● **DIRECTIONS FOR THIS TASK**:
All lines featuring the string "机上一人死亡" are to be listed.

● **MATERIAL SHOWN**:
[BEGIN]

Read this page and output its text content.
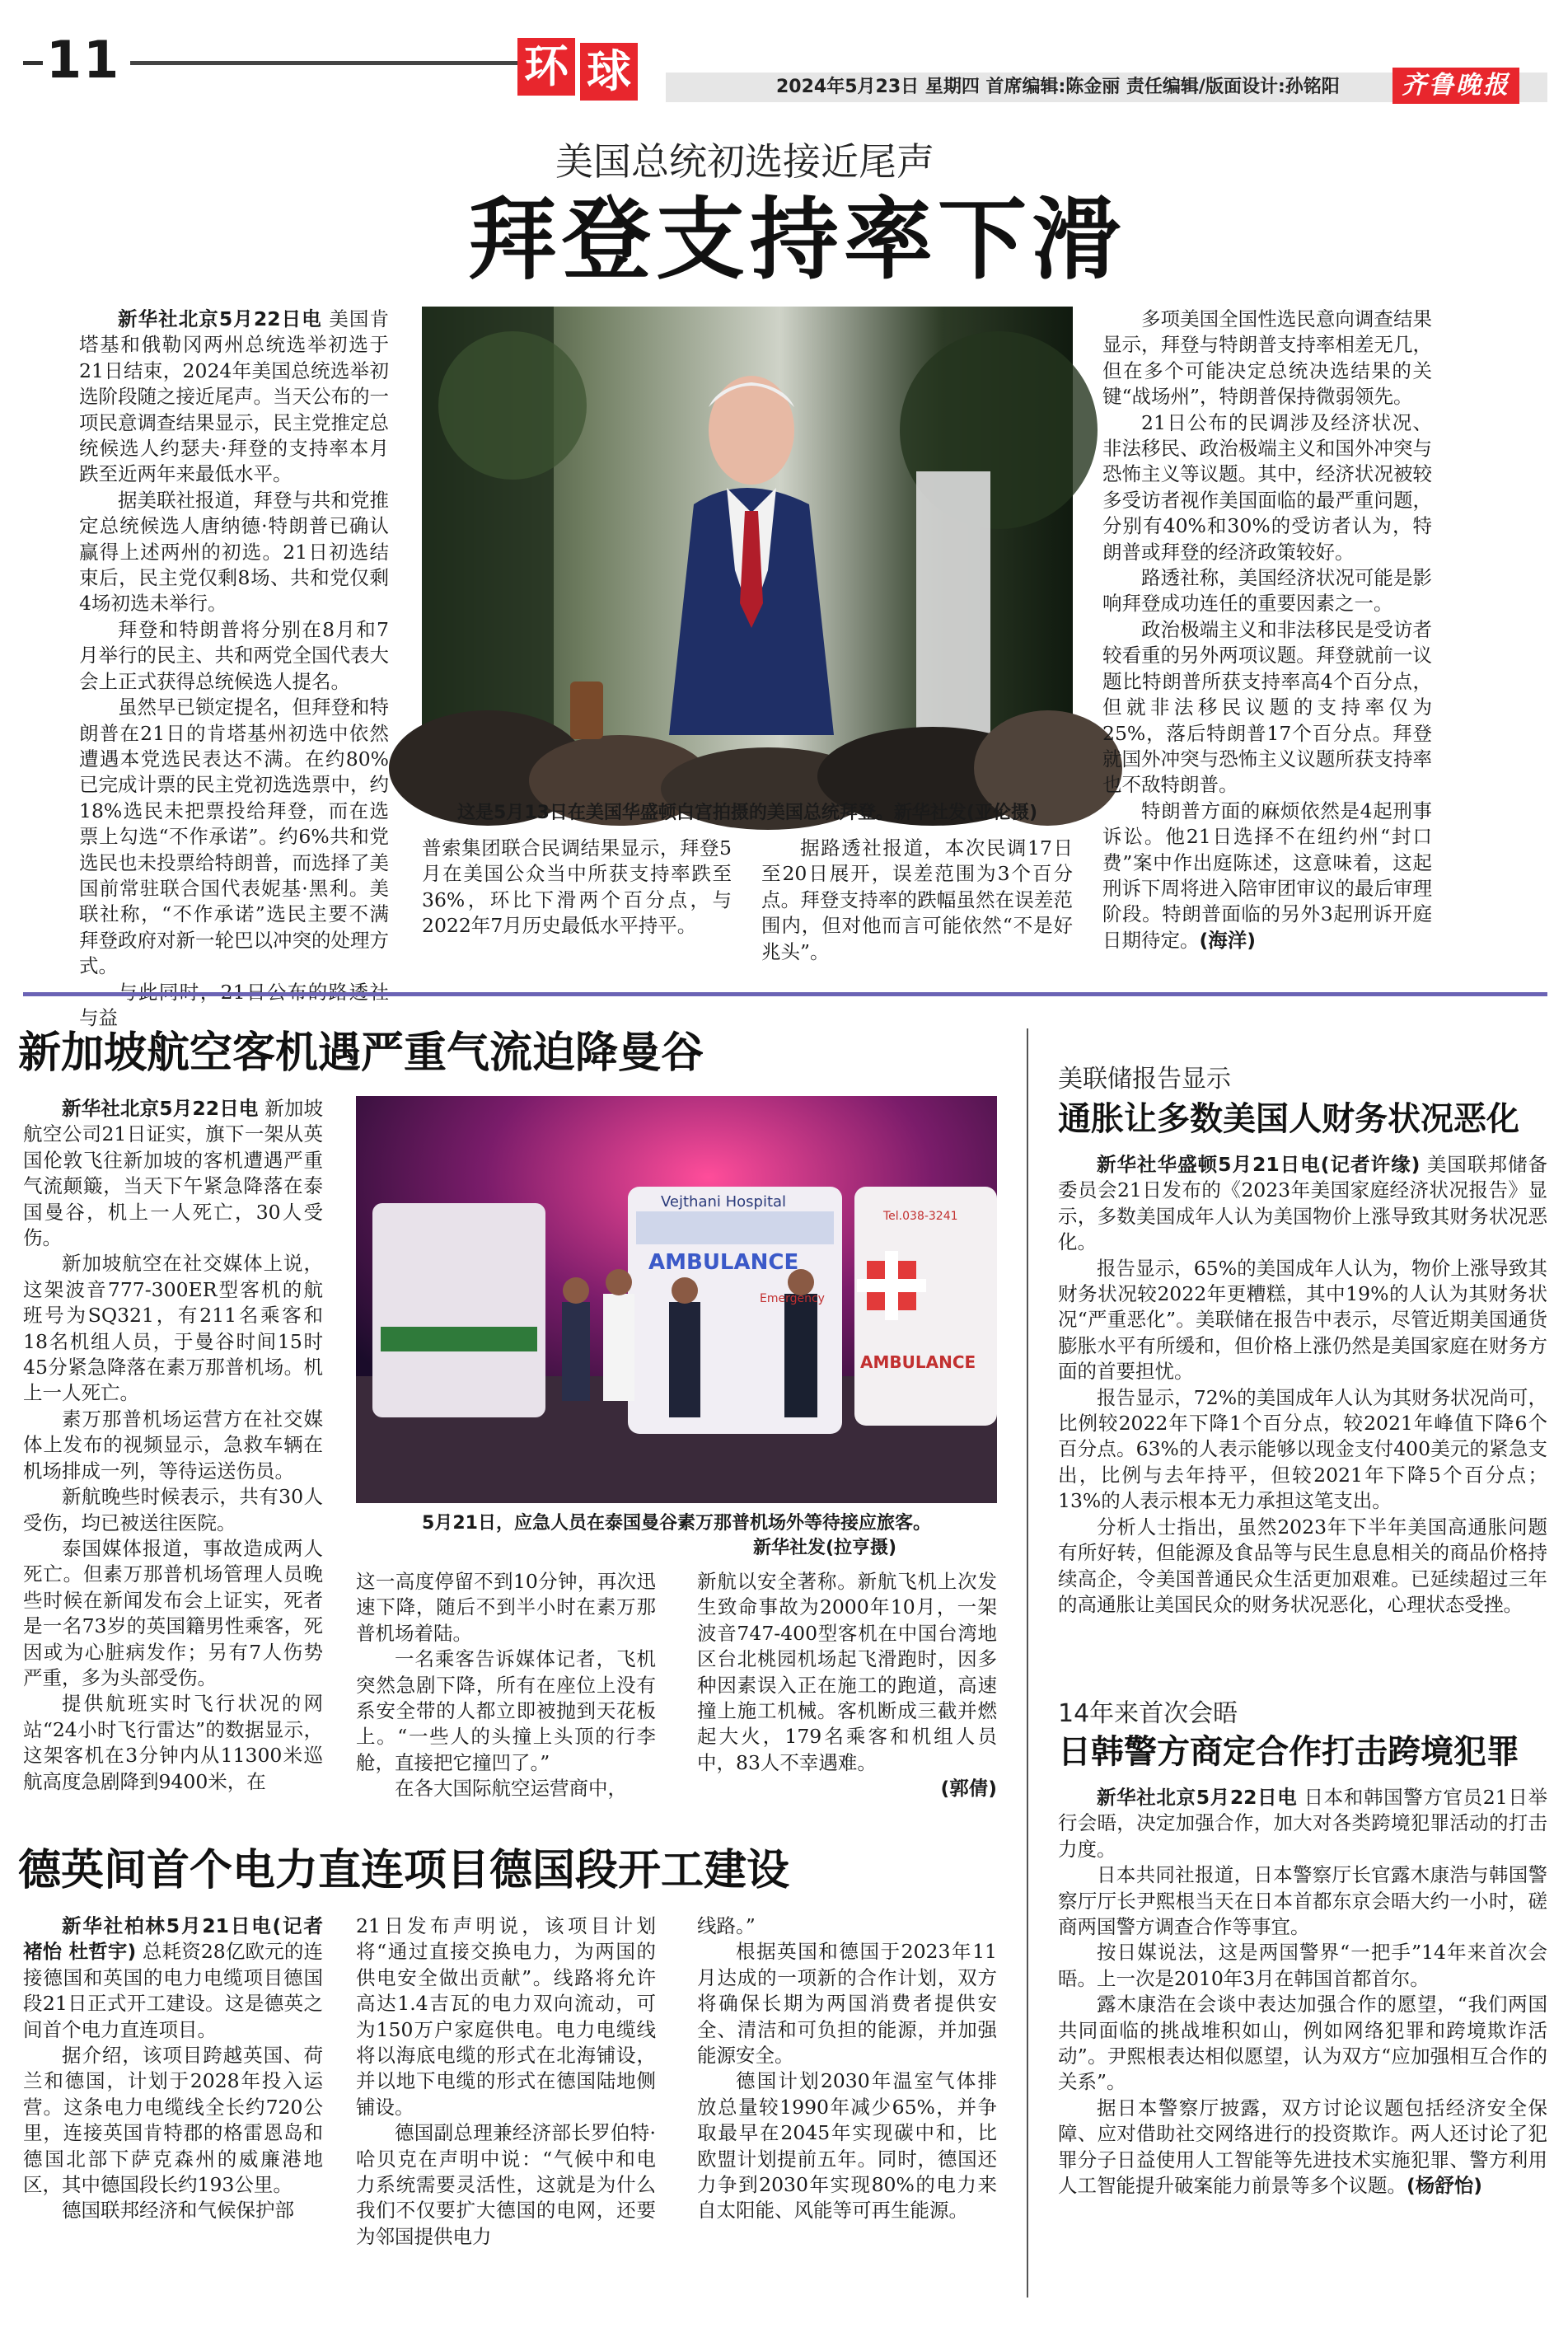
11	环 球	2024年5月23日 星期四 首席编辑:陈金丽 责任编辑/版面设计:孙铭阳	齐鲁晚报
美国总统初选接近尾声
拜登支持率下滑

新华社北京5月22日电 美国肯塔基和俄勒冈两州总统选举初选于21日结束，2024年美国总统选举初选阶段随之接近尾声。当天公布的一项民意调查结果显示，民主党推定总统候选人约瑟夫·拜登的支持率本月跌至近两年来最低水平。

据美联社报道，拜登与共和党推定总统候选人唐纳德·特朗普已确认赢得上述两州的初选。21日初选结束后，民主党仅剩8场、共和党仅剩4场初选未举行。

拜登和特朗普将分别在8月和7月举行的民主、共和两党全国代表大会上正式获得总统候选人提名。

虽然早已锁定提名，但拜登和特朗普在21日的肯塔基州初选中依然遭遇本党选民表达不满。在约80%已完成计票的民主党初选选票中，约18%选民未把票投给拜登，而在选票上勾选“不作承诺”。约6%共和党选民也未投票给特朗普，而选择了美国前常驻联合国代表妮基·黑利。美联社称，“不作承诺”选民主要不满拜登政府对新一轮巴以冲突的处理方式。

与益

这是5月13日在美国华盛顿白宫拍摄的美国总统拜登。新华社发(亚伦摄)

普索集团联合民调结果显示，拜登5月在美国公众当中所获支持率跌至36%，环比下滑两个百分点，与2022年7月历史最低水平持平。

据路透社报道，本次民调17日至20日展开，误差范围为3个百分点。拜登支持率的跌幅虽然在误差范围内，但对他而言可能依然“不是好兆头”。

多项美国全国性选民意向调查结果显示，拜登与特朗普支持率相差无几，但在多个可能决定总统决选结果的关键“战场州”，特朗普保持微弱领先。

21日公布的民调涉及经济状况、非法移民、政治极端主义和国外冲突与恐怖主义等议题。其中，经济状况被较多受访者视作美国面临的最严重问题，分别有40%和30%的受访者认为，特朗普或拜登的经济政策较好。

路透社称，美国经济状况可能是影响拜登成功连任的重要因素之一。

政治极端主义和非法移民是受访者较看重的另外两项议题。拜登就前一议题比特朗普所获支持率高4个百分点，但就非法移民议题的支持率仅为25%，落后特朗普17个百分点。拜登就国外冲突与恐怖主义议题所获支持率也不敌特朗普。

特朗普方面的麻烦依然是4起刑事诉讼。他21日选择不在纽约州“封口费”案中作出庭陈述，这意味着，这起刑诉下周将进入陪审团审议的最后审理阶段。特朗普面临的另外3起刑诉开庭日期待定。(海洋)

新加坡航空客机遇严重气流迫降曼谷

新华社北京5月22日电 新加坡航空公司21日证实，旗下一架从英国伦敦飞往新加坡的客机遭遇严重气流颠簸，当天下午紧急降落在泰国曼谷，机上一人死亡，30人受伤。

新加坡航空在社交媒体上说，这架波音777-300ER型客机的航班号为SQ321，有211名乘客和18名机组人员，于曼谷时间15时45分紧急降落在素万那普机场。机上一人死亡。

素万那普机场运营方在社交媒体上发布的视频显示，急救车辆在机场排成一列，等待运送伤员。

新航晚些时候表示，共有30人受伤，均已被送往医院。

泰国媒体报道，事故造成两人死亡。但素万那普机场管理人员晚些时候在新闻发布会上证实，死者是一名73岁的英国籍男性乘客，死因或为心脏病发作；另有7人伤势严重，多为头部受伤。

提供航班实时飞行状况的网站“24小时飞行雷达”的数据显示，这架客机在3分钟内从11300米巡航高度急剧降到9400米，在

Vejthani Hospital
AMBULANCE
Emergency
Tel.038-3241
AMBULANCE
5月21日，应急人员在泰国曼谷素万那普机场外等待接应旅客。
新华社发(拉亨摄)

这一高度停留不到10分钟，再次迅速下降，随后不到半小时在素万那普机场着陆。

一名乘客告诉媒体记者，飞机突然急剧下降，所有在座位上没有系安全带的人都立即被抛到天花板上。“一些人的头撞上头顶的行李舱，直接把它撞凹了。”

在各大国际航空运营商中，

新航以安全著称。新航飞机上次发生致命事故为2000年10月，一架波音747-400型客机在中国台湾地区台北桃园机场起飞滑跑时，因多种因素误入正在施工的跑道，高速撞上施工机械。客机断成三截并燃起大火，179名乘客和机组人员中，83人不幸遇难。

(郭倩)

德英间首个电力直连项目德国段开工建设

新华社柏林5月21日电(记者褚怡 杜哲宇) 总耗资28亿欧元的连接德国和英国的电力电缆项目德国段21日正式开工建设。这是德英之间首个电力直连项目。

据介绍，该项目跨越英国、荷兰和德国，计划于2028年投入运营。这条电力电缆线全长约720公里，连接英国肯特郡的格雷恩岛和德国北部下萨克森州的威廉港地区，其中德国段长约193公里。

德国联邦经济和气候保护部

21日发布声明说，该项目计划将“通过直接交换电力，为两国的供电安全做出贡献”。线路将允许高达1.4吉瓦的电力双向流动，可为150万户家庭供电。电力电缆线将以海底电缆的形式在北海铺设，并以地下电缆的形式在德国陆地侧铺设。

德国副总理兼经济部长罗伯特·哈贝克在声明中说：“气候中和电力系统需要灵活性，这就是为什么我们不仅要扩大德国的电网，还要为邻国提供电力

线路。”

根据英国和德国于2023年11月达成的一项新的合作计划，双方将确保长期为两国消费者提供安全、清洁和可负担的能源，并加强能源安全。

德国计划2030年温室气体排放总量较1990年减少65%，并争取最早在2045年实现碳中和，比欧盟计划提前五年。同时，德国还力争到2030年实现80%的电力来自太阳能、风能等可再生能源。

美联储报告显示
通胀让多数美国人财务状况恶化

新华社华盛顿5月21日电(记者许缘) 美国联邦储备委员会21日发布的《2023年美国家庭经济状况报告》显示，多数美国成年人认为美国物价上涨导致其财务状况恶化。

报告显示，65%的美国成年人认为，物价上涨导致其财务状况较2022年更糟糕，其中19%的人认为其财务状况“严重恶化”。美联储在报告中表示，尽管近期美国通货膨胀水平有所缓和，但价格上涨仍然是美国家庭在财务方面的首要担忧。

报告显示，72%的美国成年人认为其财务状况尚可，比例较2022年下降1个百分点，较2021年峰值下降6个百分点。63%的人表示能够以现金支付400美元的紧急支出，比例与去年持平，但较2021年下降5个百分点；13%的人表示根本无力承担这笔支出。

分析人士指出，虽然2023年下半年美国高通胀问题有所好转，但能源及食品等与民生息息相关的商品价格持续高企，令美国普通民众生活更加艰难。已延续超过三年的高通胀让美国民众的财务状况恶化，心理状态受挫。

14年来首次会晤
日韩警方商定合作打击跨境犯罪

新华社北京5月22日电 日本和韩国警方官员21日举行会晤，决定加强合作，加大对各类跨境犯罪活动的打击力度。

日本共同社报道，日本警察厅长官露木康浩与韩国警察厅厅长尹熙根当天在日本首都东京会晤大约一小时，磋商两国警方调查合作等事宜。

按日媒说法，这是两国警界“一把手”14年来首次会晤。上一次是2010年3月在韩国首都首尔。

露木康浩在会谈中表达加强合作的愿望，“我们两国共同面临的挑战堆积如山，例如网络犯罪和跨境欺诈活动”。尹熙根表达相似愿望，认为双方“应加强相互合作的关系”。

据日本警察厅披露，双方讨论议题包括经济安全保障、应对借助社交网络进行的投资欺诈。两人还讨论了犯罪分子日益使用人工智能等先进技术实施犯罪、警方利用人工智能提升破案能力前景等多个议题。(杨舒怡)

[END]

● **TASK RESULT**:
新华社北京5月22日电 新加坡航空公司21日证实，旗下一架从英国伦敦飞往新加坡的客机遭遇严重气流颠簸，当天下午紧急降落在泰国曼谷，机上一人死亡，30人受伤。
新加坡航空在社交媒体上说，这架波音777-300ER型客机的航班号为SQ321，有211名乘客和18名机组人员，于曼谷时间15时45分紧急降落在素万那普机场。机上一人死亡。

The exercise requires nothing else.